— Task instructions —
Provide only the number of lines in the data below that contain the word "screenshot".

(Dataset entries)
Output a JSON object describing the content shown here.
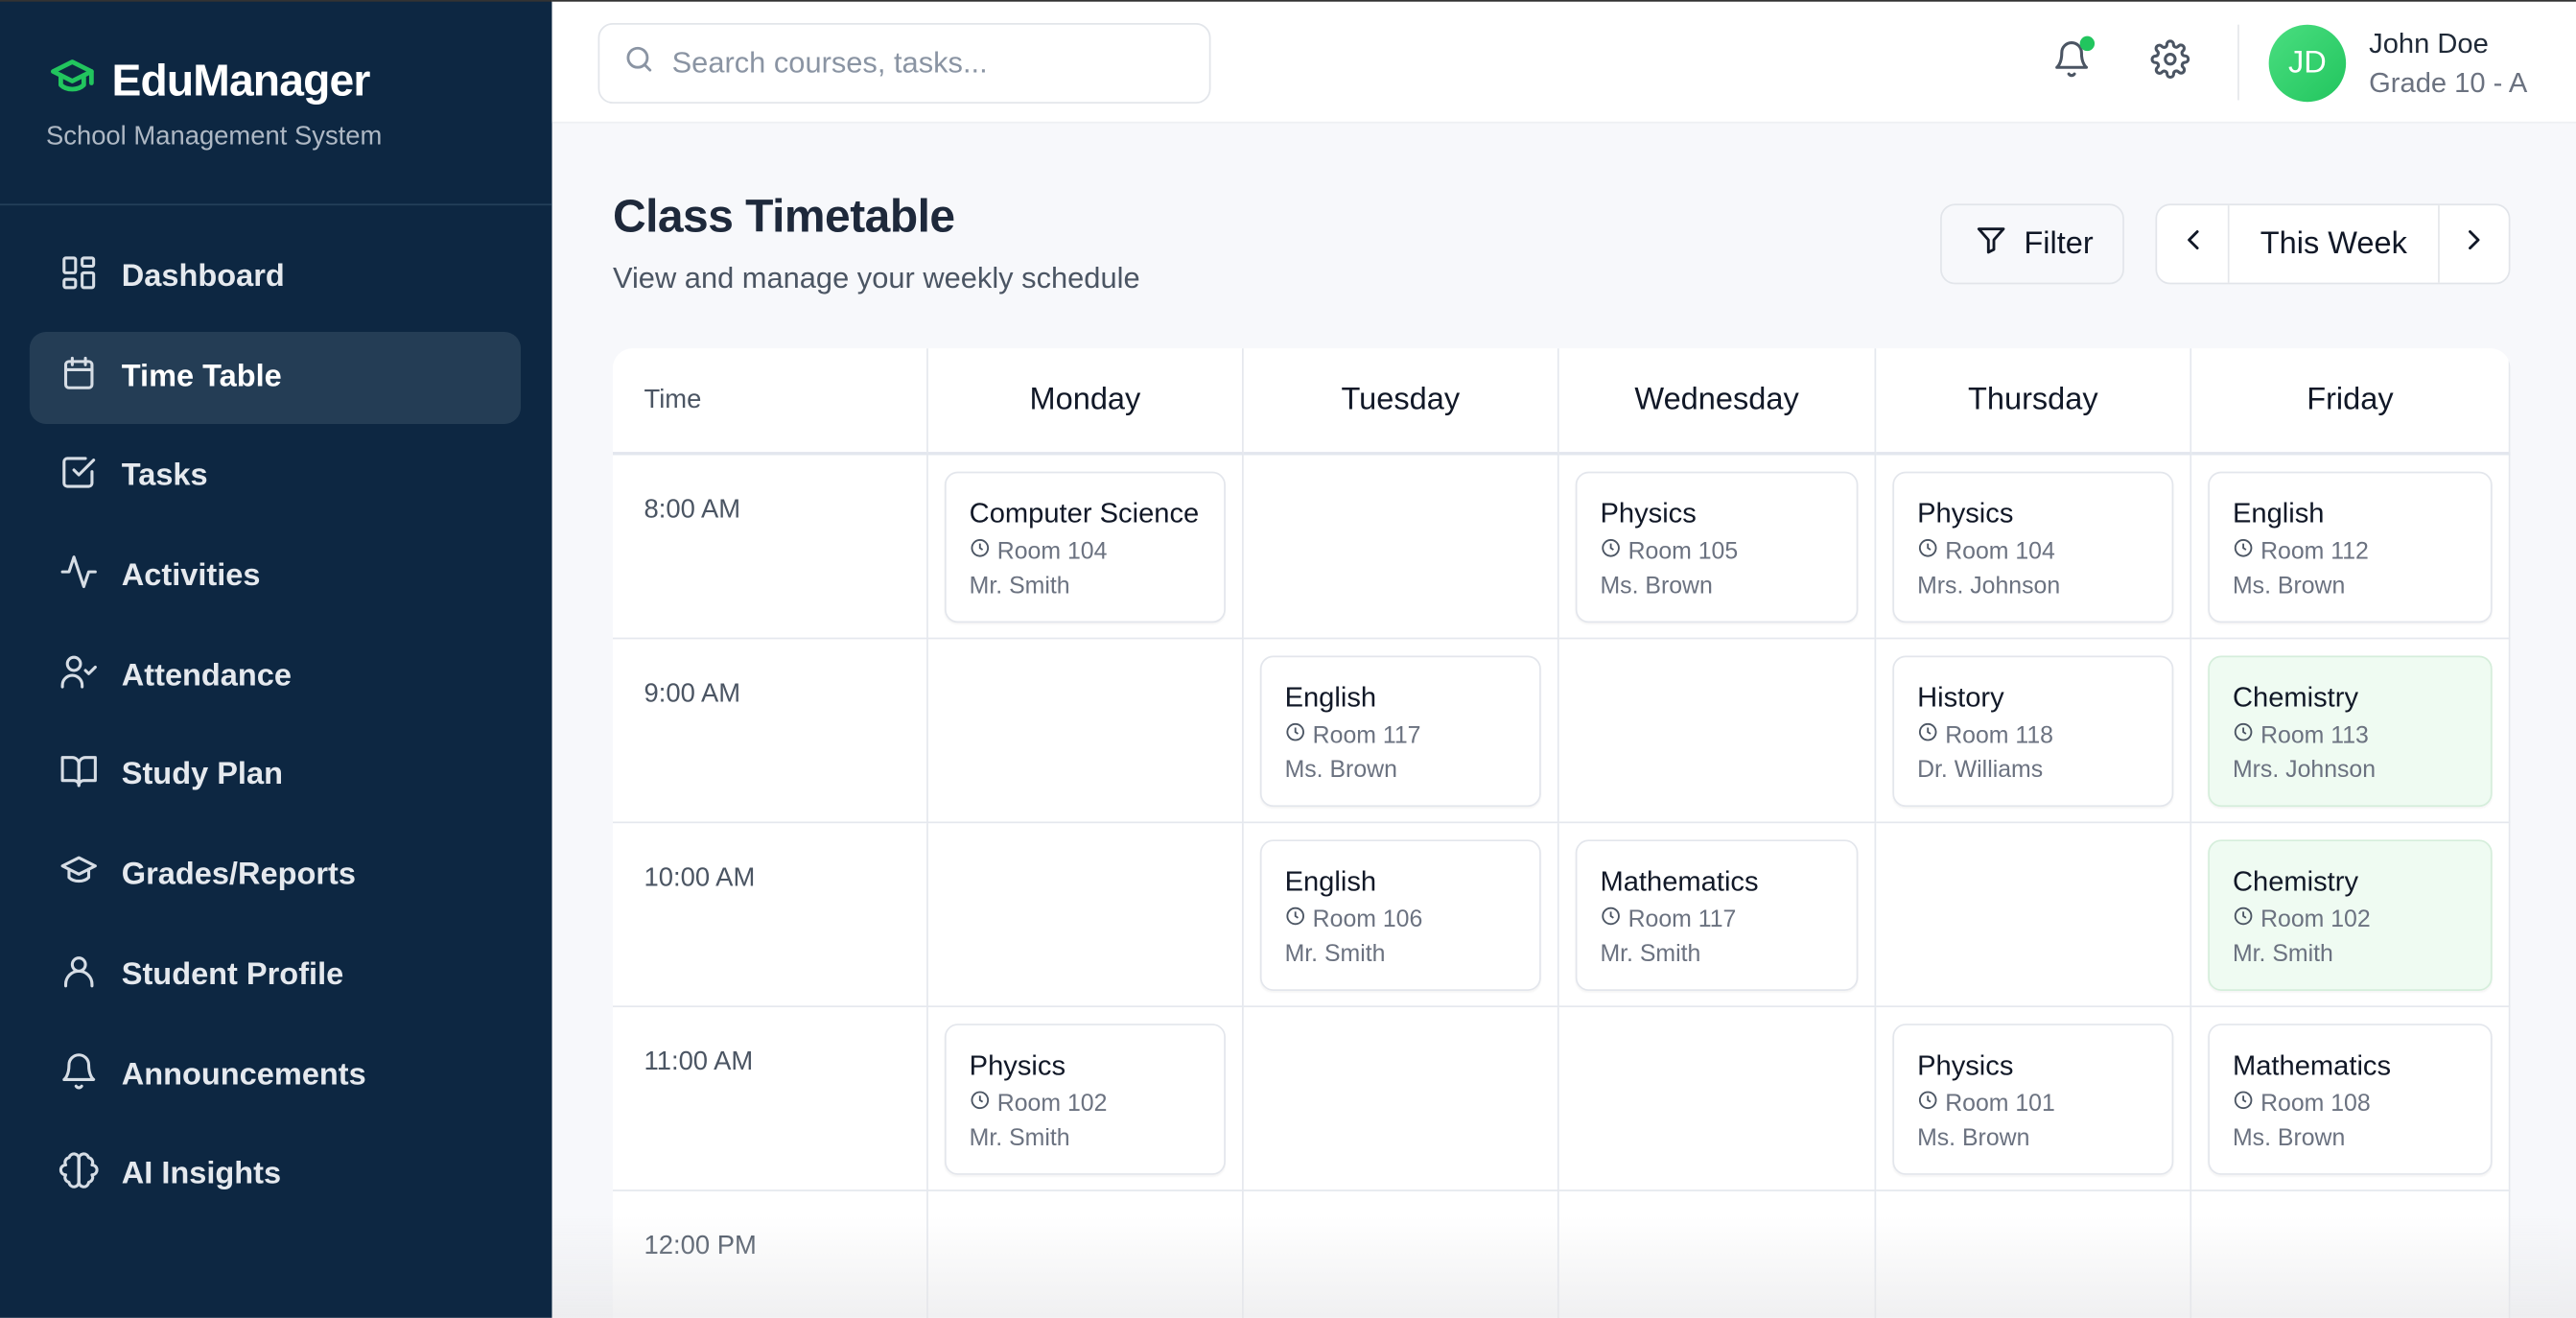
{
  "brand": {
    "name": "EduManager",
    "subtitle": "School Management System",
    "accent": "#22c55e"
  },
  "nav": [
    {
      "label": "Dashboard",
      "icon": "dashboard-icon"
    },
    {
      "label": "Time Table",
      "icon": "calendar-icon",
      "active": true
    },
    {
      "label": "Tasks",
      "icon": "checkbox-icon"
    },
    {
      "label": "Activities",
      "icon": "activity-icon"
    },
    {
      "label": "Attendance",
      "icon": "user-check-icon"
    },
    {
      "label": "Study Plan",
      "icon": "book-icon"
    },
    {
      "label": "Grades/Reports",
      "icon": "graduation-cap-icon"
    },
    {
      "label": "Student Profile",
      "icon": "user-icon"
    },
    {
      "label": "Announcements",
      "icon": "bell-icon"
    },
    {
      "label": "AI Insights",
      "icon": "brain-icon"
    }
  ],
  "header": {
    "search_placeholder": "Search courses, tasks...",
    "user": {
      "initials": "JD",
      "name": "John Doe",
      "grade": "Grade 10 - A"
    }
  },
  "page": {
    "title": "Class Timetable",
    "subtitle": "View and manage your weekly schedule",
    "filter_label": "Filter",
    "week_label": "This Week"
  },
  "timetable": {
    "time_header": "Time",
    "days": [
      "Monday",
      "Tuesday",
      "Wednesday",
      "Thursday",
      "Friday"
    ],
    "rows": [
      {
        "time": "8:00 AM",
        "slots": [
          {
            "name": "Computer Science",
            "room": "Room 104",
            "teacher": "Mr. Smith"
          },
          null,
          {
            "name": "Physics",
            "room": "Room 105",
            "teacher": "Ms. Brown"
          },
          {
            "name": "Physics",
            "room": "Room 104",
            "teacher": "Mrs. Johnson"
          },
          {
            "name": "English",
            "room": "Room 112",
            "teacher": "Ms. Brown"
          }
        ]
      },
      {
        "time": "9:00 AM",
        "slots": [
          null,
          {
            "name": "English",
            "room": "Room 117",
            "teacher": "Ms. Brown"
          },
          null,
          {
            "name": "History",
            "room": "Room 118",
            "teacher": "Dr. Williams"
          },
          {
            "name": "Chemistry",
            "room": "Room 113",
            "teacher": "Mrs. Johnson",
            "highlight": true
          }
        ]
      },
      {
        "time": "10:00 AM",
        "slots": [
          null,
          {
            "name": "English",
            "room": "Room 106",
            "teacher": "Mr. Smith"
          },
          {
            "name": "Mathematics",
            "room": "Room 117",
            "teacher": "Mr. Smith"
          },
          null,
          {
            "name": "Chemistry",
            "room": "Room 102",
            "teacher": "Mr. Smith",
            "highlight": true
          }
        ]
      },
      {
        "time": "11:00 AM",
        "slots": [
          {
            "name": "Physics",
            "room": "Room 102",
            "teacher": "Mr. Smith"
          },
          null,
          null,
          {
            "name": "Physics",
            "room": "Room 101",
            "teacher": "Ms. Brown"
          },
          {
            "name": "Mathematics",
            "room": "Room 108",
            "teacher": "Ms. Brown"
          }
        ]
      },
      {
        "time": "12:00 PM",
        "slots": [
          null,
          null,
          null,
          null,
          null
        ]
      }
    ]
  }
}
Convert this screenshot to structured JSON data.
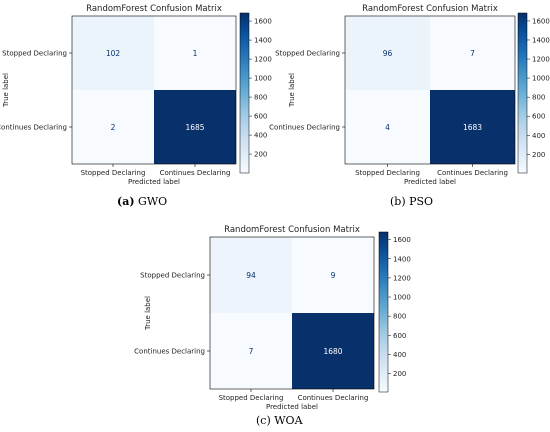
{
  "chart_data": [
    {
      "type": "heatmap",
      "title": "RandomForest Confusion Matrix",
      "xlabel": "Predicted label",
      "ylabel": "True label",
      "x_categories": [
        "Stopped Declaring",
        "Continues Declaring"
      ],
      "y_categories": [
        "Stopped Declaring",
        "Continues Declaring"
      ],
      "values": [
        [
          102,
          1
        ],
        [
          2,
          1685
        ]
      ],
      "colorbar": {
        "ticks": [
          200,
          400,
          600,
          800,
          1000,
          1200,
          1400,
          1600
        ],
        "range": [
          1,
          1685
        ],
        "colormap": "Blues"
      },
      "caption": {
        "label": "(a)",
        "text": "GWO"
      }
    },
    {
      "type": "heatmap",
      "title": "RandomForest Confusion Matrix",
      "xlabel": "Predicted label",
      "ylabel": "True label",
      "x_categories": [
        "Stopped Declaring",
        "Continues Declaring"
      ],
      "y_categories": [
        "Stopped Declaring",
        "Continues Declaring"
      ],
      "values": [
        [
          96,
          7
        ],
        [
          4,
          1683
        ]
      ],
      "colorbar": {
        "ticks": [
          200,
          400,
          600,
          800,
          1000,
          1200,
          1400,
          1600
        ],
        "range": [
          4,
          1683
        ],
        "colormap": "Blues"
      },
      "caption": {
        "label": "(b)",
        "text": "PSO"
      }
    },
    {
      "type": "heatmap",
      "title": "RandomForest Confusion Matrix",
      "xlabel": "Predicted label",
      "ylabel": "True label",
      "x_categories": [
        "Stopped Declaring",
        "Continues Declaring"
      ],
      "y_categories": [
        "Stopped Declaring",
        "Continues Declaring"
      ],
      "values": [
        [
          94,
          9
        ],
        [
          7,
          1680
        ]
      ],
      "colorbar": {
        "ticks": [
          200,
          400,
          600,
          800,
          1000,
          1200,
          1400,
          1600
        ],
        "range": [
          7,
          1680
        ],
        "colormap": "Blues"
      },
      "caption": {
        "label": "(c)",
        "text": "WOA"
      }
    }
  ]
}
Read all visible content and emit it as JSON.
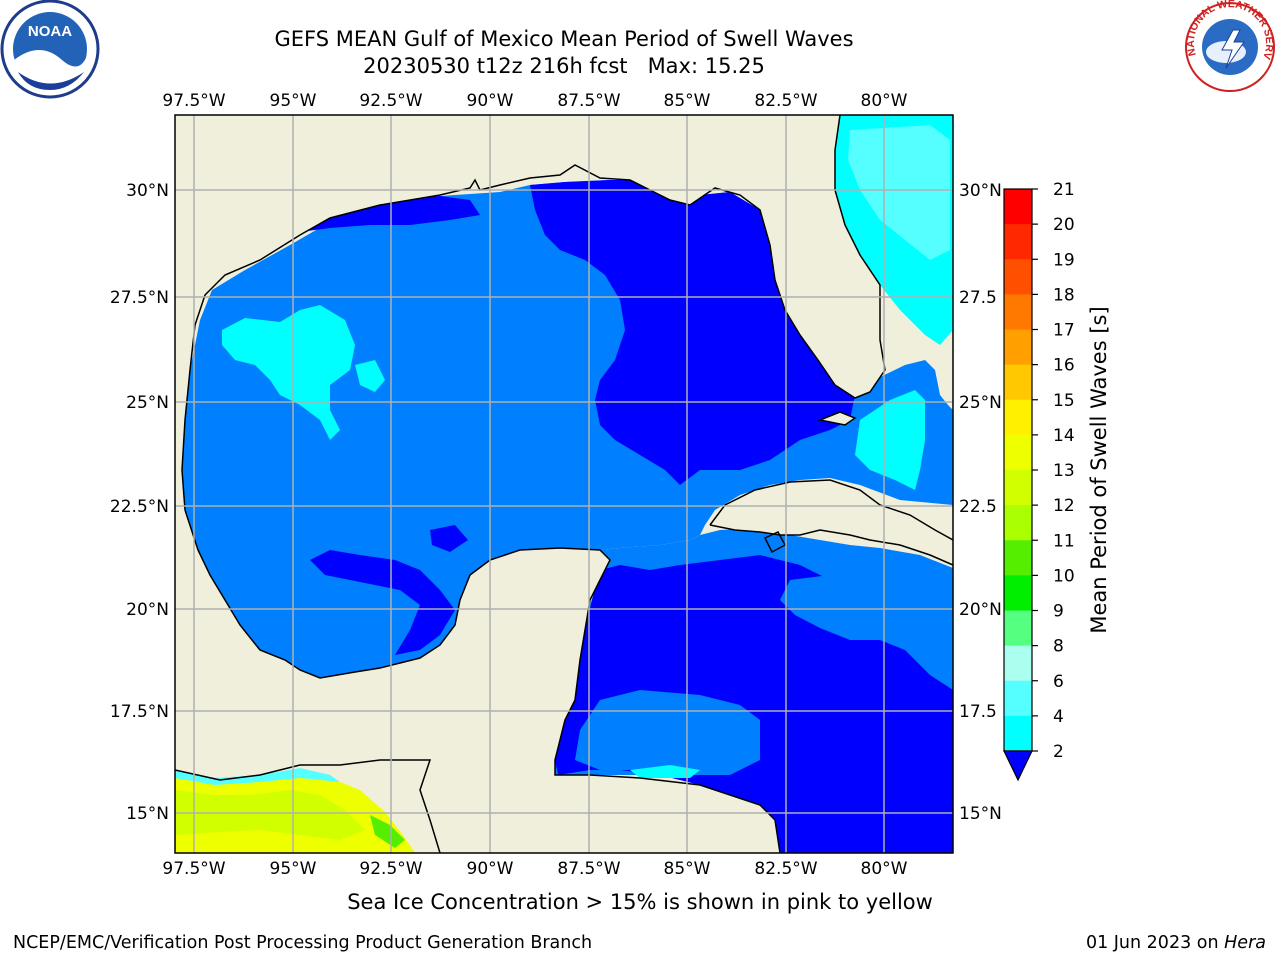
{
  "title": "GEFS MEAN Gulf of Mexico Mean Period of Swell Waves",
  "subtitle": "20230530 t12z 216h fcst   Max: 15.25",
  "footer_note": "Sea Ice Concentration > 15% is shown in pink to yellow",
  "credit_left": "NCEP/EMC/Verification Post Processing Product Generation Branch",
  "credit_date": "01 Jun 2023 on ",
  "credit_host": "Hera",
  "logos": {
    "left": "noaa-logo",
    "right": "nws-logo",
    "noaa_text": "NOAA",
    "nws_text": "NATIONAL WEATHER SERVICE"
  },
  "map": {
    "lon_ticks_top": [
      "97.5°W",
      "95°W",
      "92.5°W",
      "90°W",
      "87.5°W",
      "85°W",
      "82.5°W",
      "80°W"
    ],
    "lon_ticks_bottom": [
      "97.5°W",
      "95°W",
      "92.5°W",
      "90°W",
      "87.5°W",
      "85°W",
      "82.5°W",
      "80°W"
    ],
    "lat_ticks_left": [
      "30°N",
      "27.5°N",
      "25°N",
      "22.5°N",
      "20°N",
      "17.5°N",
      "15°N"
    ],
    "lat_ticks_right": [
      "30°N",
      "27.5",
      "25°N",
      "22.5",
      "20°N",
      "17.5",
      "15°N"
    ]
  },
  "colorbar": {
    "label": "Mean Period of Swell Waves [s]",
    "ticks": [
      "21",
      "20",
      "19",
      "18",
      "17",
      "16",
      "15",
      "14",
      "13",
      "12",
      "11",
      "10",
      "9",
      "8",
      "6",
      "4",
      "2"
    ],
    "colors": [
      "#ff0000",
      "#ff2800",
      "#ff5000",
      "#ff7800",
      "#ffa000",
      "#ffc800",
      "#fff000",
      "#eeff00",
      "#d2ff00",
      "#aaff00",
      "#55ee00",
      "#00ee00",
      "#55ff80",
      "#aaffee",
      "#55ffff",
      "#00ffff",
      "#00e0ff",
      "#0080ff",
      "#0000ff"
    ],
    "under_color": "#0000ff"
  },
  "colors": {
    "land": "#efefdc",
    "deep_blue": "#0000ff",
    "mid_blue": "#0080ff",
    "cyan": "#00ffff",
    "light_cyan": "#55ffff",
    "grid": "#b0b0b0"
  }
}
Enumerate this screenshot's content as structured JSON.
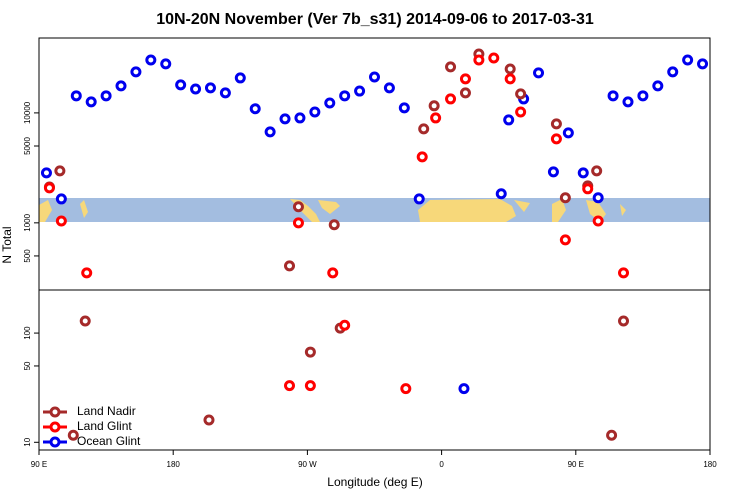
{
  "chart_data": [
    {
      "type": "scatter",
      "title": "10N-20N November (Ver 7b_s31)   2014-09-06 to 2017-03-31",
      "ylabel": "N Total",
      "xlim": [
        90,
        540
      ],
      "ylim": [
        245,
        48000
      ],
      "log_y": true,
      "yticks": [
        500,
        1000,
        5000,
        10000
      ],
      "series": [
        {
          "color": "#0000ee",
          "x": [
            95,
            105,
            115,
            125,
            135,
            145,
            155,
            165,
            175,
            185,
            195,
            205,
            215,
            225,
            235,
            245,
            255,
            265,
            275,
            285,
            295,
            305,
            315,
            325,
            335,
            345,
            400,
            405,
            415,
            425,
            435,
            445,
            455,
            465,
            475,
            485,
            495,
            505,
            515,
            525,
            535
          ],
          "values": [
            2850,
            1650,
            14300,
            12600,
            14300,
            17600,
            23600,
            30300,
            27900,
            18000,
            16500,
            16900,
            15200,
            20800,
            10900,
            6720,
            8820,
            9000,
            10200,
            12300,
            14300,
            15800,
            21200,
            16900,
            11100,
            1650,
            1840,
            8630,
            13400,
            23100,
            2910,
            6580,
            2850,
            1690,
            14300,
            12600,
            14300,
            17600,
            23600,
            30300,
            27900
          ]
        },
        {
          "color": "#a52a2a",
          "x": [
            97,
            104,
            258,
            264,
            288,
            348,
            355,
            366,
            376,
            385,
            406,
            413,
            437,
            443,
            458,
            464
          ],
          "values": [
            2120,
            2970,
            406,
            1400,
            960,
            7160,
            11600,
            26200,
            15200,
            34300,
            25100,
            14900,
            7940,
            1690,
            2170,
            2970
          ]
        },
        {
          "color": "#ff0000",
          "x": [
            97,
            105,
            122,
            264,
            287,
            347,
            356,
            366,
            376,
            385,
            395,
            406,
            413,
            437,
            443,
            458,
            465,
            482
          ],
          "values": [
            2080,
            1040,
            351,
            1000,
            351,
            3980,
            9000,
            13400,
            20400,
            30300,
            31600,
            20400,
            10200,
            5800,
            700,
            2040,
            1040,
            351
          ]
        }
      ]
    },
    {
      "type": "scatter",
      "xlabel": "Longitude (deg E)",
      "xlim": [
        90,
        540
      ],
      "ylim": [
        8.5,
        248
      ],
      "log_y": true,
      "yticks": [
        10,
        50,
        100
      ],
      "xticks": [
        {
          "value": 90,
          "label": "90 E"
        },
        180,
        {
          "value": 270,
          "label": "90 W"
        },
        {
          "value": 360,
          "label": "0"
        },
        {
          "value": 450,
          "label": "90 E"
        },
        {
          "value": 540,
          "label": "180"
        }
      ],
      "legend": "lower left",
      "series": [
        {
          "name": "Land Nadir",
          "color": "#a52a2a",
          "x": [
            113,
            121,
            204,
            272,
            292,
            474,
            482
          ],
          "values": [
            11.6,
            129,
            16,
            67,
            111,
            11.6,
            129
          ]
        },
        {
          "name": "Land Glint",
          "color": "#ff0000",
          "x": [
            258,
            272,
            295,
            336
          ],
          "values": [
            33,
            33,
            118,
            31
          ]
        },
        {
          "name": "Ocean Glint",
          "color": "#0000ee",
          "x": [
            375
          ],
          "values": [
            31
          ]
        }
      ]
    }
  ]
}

— Output for this task —
2